-- Start Data listing --

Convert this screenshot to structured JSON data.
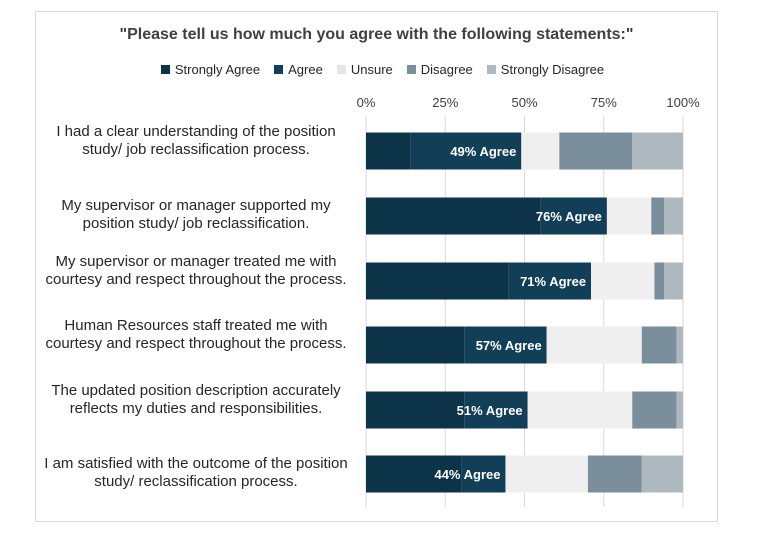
{
  "chart_data": {
    "type": "bar",
    "orientation": "horizontal",
    "stacked": true,
    "normalized": true,
    "title": "\"Please tell us how much you agree with the following statements:\"",
    "xlim": [
      0,
      100
    ],
    "ticks": [
      "0%",
      "25%",
      "50%",
      "75%",
      "100%"
    ],
    "legend_position": "top",
    "categories": [
      "I had a clear understanding of the position study/ job reclassification process.",
      "My supervisor or manager supported my position study/ job reclassification.",
      "My supervisor or manager treated me with courtesy and respect throughout the process.",
      "Human Resources staff treated me with courtesy and respect throughout the process.",
      "The updated position description accurately reflects my duties and responsibilities.",
      "I am satisfied with the outcome of the position study/ reclassification process."
    ],
    "series": [
      {
        "name": "Strongly Agree",
        "color": "#0d3349",
        "values": [
          14,
          55,
          45,
          31,
          31,
          30
        ]
      },
      {
        "name": "Agree",
        "color": "#123e57",
        "values": [
          35,
          21,
          26,
          26,
          20,
          14
        ]
      },
      {
        "name": "Unsure",
        "color": "#efefef",
        "values": [
          12,
          14,
          20,
          30,
          33,
          26
        ]
      },
      {
        "name": "Disagree",
        "color": "#7b8e9b",
        "values": [
          23,
          4,
          3,
          11,
          14,
          17
        ]
      },
      {
        "name": "Strongly Disagree",
        "color": "#aeb8bf",
        "values": [
          16,
          6,
          6,
          2,
          2,
          13
        ]
      }
    ],
    "bar_labels": [
      "49% Agree",
      "76% Agree",
      "71% Agree",
      "57% Agree",
      "51% Agree",
      "44% Agree"
    ]
  }
}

-- End Data listing --

## Your task
Restate the full listing verbatim and drop every picture.

## The answer
Convert this screenshot to structured JSON data.
{
  "chart_data": {
    "type": "bar",
    "orientation": "horizontal",
    "stacked": true,
    "normalized": true,
    "title": "\"Please tell us how much you agree with the following statements:\"",
    "xlim": [
      0,
      100
    ],
    "ticks": [
      "0%",
      "25%",
      "50%",
      "75%",
      "100%"
    ],
    "legend_position": "top",
    "categories": [
      "I had a clear understanding of the position study/ job reclassification process.",
      "My supervisor or manager supported my position study/ job reclassification.",
      "My supervisor or manager treated me with courtesy and respect throughout the process.",
      "Human Resources staff treated me with courtesy and respect throughout the process.",
      "The updated position description accurately reflects my duties and responsibilities.",
      "I am satisfied with the outcome of the position study/ reclassification process."
    ],
    "series": [
      {
        "name": "Strongly Agree",
        "color": "#0d3349",
        "values": [
          14,
          55,
          45,
          31,
          31,
          30
        ]
      },
      {
        "name": "Agree",
        "color": "#123e57",
        "values": [
          35,
          21,
          26,
          26,
          20,
          14
        ]
      },
      {
        "name": "Unsure",
        "color": "#efefef",
        "values": [
          12,
          14,
          20,
          30,
          33,
          26
        ]
      },
      {
        "name": "Disagree",
        "color": "#7b8e9b",
        "values": [
          23,
          4,
          3,
          11,
          14,
          17
        ]
      },
      {
        "name": "Strongly Disagree",
        "color": "#aeb8bf",
        "values": [
          16,
          6,
          6,
          2,
          2,
          13
        ]
      }
    ],
    "bar_labels": [
      "49% Agree",
      "76% Agree",
      "71% Agree",
      "57% Agree",
      "51% Agree",
      "44% Agree"
    ]
  }
}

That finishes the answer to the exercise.